Instructions for the task:
Repeat the entries below exactly as they appear, with no pictures.

--- Record extracts ---

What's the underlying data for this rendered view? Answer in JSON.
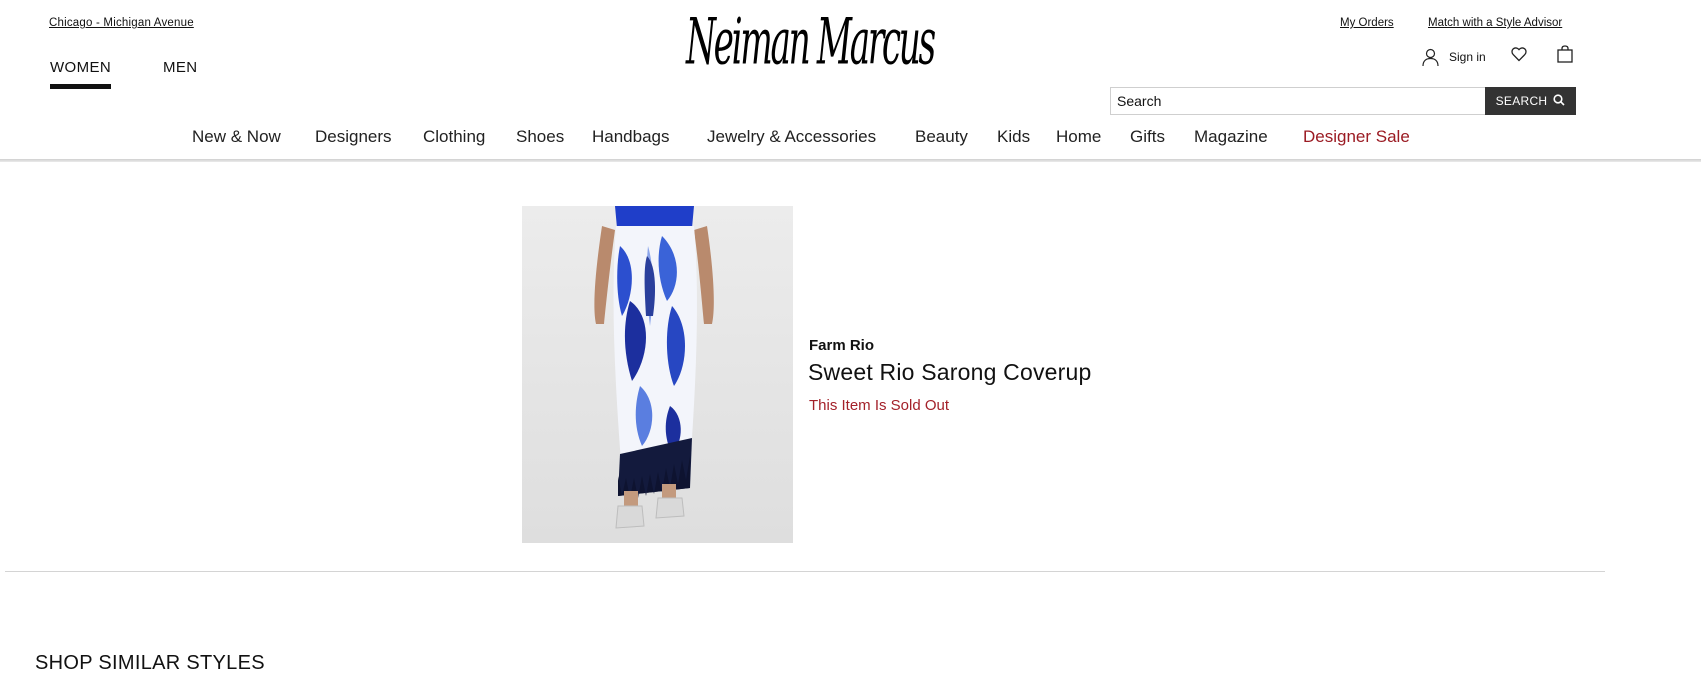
{
  "header": {
    "store_link": "Chicago - Michigan Avenue",
    "gender_tabs": [
      {
        "label": "WOMEN",
        "active": true
      },
      {
        "label": "MEN",
        "active": false
      }
    ],
    "logo_text": "Neiman Marcus",
    "util_links": {
      "my_orders": "My Orders",
      "style_advisor": "Match with a Style Advisor"
    },
    "sign_in_label": "Sign in",
    "icons": {
      "user": "user-icon",
      "wishlist": "heart-icon",
      "bag": "shopping-bag-icon",
      "search": "search-icon"
    },
    "search": {
      "placeholder": "Search",
      "button_label": "SEARCH"
    }
  },
  "categories": [
    {
      "label": "New & Now"
    },
    {
      "label": "Designers"
    },
    {
      "label": "Clothing"
    },
    {
      "label": "Shoes"
    },
    {
      "label": "Handbags"
    },
    {
      "label": "Jewelry & Accessories"
    },
    {
      "label": "Beauty"
    },
    {
      "label": "Kids"
    },
    {
      "label": "Home"
    },
    {
      "label": "Gifts"
    },
    {
      "label": "Magazine"
    },
    {
      "label": "Designer Sale",
      "highlight": true
    }
  ],
  "product": {
    "brand": "Farm Rio",
    "name": "Sweet Rio Sarong Coverup",
    "status": "This Item Is Sold Out",
    "image_alt": "sarong-product-image"
  },
  "similar": {
    "heading": "SHOP SIMILAR STYLES"
  },
  "colors": {
    "accent_red": "#9b1b23",
    "search_button": "#333333"
  }
}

---

Output:
What's the underlying data for this rendered view? Answer in JSON.
{
  "header": {
    "store_link": "Chicago - Michigan Avenue",
    "gender_tabs": [
      {
        "label": "WOMEN",
        "active": true
      },
      {
        "label": "MEN",
        "active": false
      }
    ],
    "logo_text": "Neiman Marcus",
    "util_links": {
      "my_orders": "My Orders",
      "style_advisor": "Match with a Style Advisor"
    },
    "sign_in_label": "Sign in",
    "icons": {
      "user": "user-icon",
      "wishlist": "heart-icon",
      "bag": "shopping-bag-icon",
      "search": "search-icon"
    },
    "search": {
      "placeholder": "Search",
      "button_label": "SEARCH"
    }
  },
  "categories": [
    {
      "label": "New & Now"
    },
    {
      "label": "Designers"
    },
    {
      "label": "Clothing"
    },
    {
      "label": "Shoes"
    },
    {
      "label": "Handbags"
    },
    {
      "label": "Jewelry & Accessories"
    },
    {
      "label": "Beauty"
    },
    {
      "label": "Kids"
    },
    {
      "label": "Home"
    },
    {
      "label": "Gifts"
    },
    {
      "label": "Magazine"
    },
    {
      "label": "Designer Sale",
      "highlight": true
    }
  ],
  "product": {
    "brand": "Farm Rio",
    "name": "Sweet Rio Sarong Coverup",
    "status": "This Item Is Sold Out",
    "image_alt": "sarong-product-image"
  },
  "similar": {
    "heading": "SHOP SIMILAR STYLES"
  },
  "colors": {
    "accent_red": "#9b1b23",
    "search_button": "#333333"
  }
}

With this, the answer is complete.